Dataset rows:
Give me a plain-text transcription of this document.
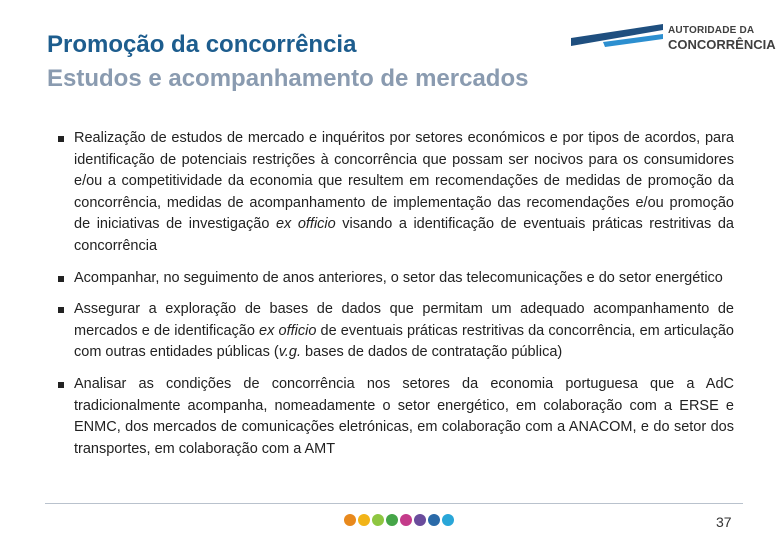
Promoção da concorrência
Estudos e acompanhamento de mercados
AUTORIDADE DA
CONCORRÊNCIA
Realização de estudos de mercado e inquéritos por setores económicos e por tipos de acordos, para identificação de potenciais restrições à concorrência que possam ser nocivos para os consumidores e/ou a competitividade da economia que resultem em recomendações de medidas de promoção da concorrência, medidas de acompanhamento de implementação das recomendações e/ou promoção de iniciativas de investigação ex officio visando a identificação de eventuais práticas restritivas da concorrência
Acompanhar, no seguimento de anos anteriores, o setor das telecomunicações e do setor energético
Assegurar a exploração de bases de dados que permitam um adequado acompanhamento de mercados e de identificação ex officio de eventuais práticas restritivas da concorrência, em articulação com outras entidades públicas (v.g. bases de dados de contratação pública)
Analisar as condições de concorrência nos setores da economia portuguesa que a AdC tradicionalmente acompanha, nomeadamente o setor energético, em colaboração com a ERSE e ENMC, dos mercados de comunicações eletrónicas, em colaboração com a ANACOM, e do setor dos transportes, em colaboração com a AMT
37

What you are asked to do: Of the lines in the records, how many contain the word "officio"? Answer with the number and nothing else.

Solution to this task: 2